[Dataset records]
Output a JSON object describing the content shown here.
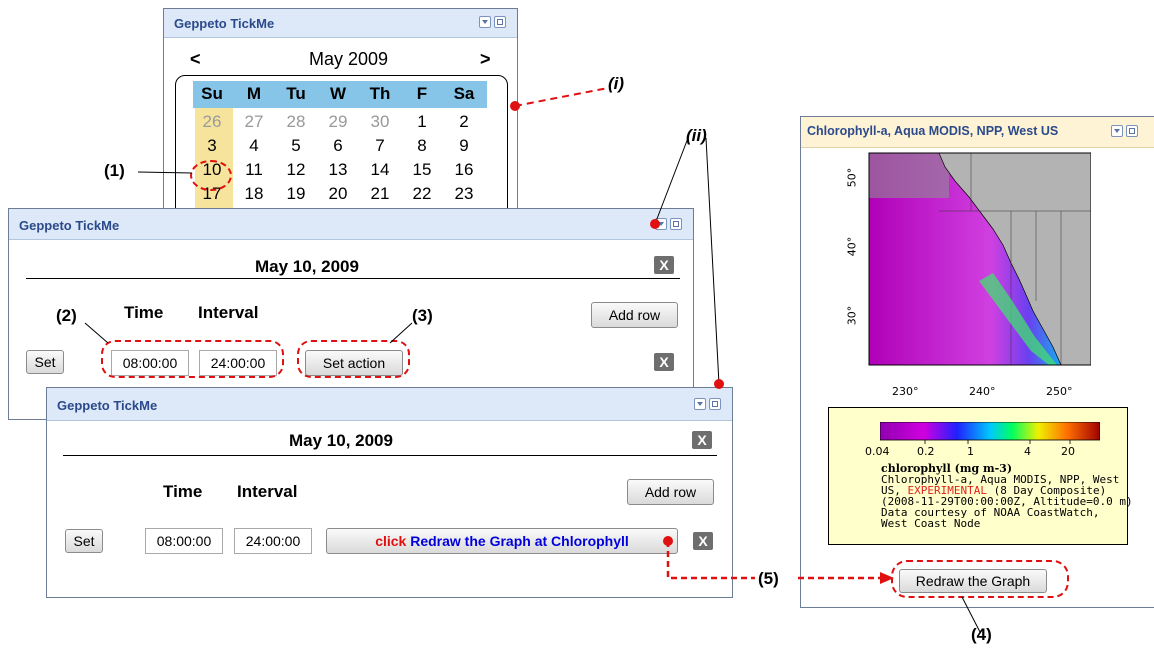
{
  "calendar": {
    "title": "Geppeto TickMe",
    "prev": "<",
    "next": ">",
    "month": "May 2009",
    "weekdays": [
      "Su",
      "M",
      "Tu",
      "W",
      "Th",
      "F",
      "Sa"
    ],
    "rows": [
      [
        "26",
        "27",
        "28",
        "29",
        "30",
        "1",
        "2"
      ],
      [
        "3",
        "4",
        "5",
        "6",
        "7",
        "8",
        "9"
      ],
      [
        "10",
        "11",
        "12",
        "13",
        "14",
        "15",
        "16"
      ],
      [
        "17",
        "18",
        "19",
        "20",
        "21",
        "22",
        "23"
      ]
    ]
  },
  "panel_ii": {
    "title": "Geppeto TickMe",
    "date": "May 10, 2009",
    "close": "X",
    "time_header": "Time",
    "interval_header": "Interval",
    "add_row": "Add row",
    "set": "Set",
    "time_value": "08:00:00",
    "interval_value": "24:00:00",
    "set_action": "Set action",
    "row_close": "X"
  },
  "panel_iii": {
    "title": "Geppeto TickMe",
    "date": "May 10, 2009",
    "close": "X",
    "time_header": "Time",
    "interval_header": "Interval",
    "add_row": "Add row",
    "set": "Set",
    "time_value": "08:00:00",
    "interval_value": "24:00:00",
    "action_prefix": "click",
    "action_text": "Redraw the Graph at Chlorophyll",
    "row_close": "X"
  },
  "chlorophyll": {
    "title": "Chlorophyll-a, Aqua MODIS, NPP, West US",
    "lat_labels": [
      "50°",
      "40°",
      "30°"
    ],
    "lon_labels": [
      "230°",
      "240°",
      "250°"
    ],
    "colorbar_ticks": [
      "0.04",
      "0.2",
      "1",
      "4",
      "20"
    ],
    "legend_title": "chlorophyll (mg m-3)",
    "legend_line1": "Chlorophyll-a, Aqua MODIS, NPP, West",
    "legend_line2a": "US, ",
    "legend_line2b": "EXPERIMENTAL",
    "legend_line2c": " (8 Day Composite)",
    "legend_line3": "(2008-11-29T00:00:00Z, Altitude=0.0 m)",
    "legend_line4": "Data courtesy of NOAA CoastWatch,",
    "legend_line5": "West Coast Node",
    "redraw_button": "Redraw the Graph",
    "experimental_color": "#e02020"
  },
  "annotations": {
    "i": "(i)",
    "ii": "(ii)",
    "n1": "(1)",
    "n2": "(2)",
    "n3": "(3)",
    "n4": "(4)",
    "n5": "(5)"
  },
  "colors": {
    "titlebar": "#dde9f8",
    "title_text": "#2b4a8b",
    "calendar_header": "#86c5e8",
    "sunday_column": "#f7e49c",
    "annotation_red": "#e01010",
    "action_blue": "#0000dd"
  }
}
...
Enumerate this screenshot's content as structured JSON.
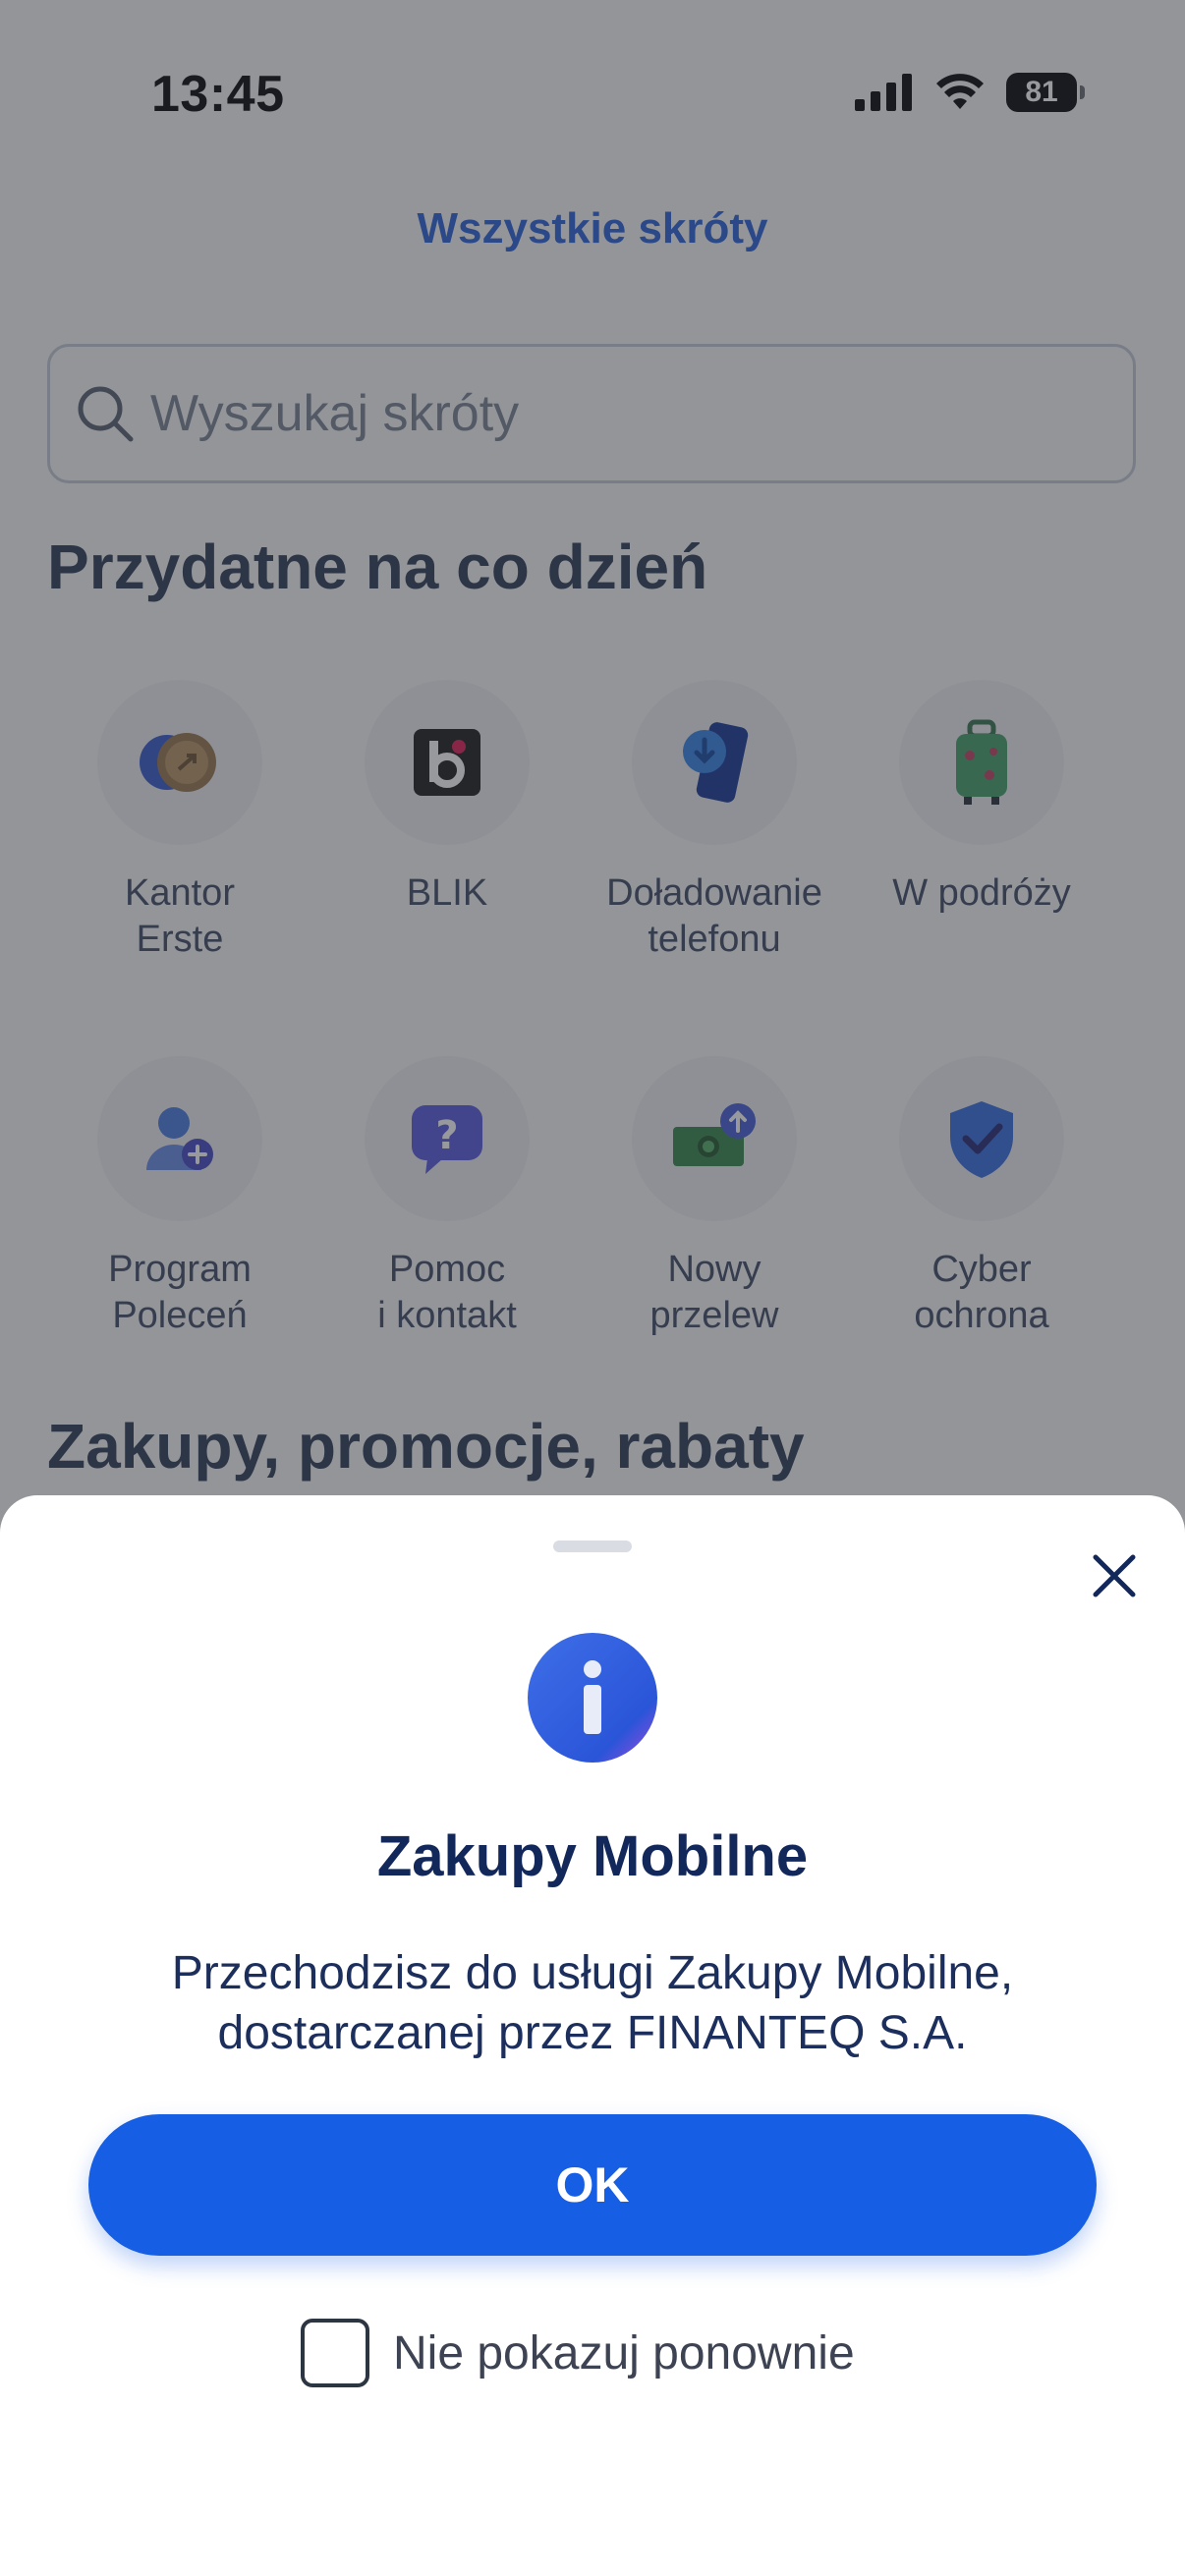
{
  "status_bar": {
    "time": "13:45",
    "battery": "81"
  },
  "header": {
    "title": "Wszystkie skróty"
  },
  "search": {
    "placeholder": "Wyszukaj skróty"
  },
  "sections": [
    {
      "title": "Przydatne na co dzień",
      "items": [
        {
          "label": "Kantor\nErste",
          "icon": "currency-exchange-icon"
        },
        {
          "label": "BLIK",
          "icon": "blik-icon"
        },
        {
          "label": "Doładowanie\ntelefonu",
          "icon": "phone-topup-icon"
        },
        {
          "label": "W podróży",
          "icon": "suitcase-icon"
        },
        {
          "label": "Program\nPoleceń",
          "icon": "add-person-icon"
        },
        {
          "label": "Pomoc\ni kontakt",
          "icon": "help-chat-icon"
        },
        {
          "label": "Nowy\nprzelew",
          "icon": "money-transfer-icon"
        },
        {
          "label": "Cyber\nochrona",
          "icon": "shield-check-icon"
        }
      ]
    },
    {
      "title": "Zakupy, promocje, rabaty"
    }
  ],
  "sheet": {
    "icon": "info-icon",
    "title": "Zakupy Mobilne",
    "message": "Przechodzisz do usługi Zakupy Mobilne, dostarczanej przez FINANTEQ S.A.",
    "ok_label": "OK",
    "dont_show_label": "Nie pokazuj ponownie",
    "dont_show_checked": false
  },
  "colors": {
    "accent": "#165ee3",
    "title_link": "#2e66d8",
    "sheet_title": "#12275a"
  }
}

- _Exercise aim_:
Where a line contains the string "content", extract that line.

- _Output of the exercise_:
Output a JSON object describing the content shown here.
Enumerate this screenshot's content as structured JSON.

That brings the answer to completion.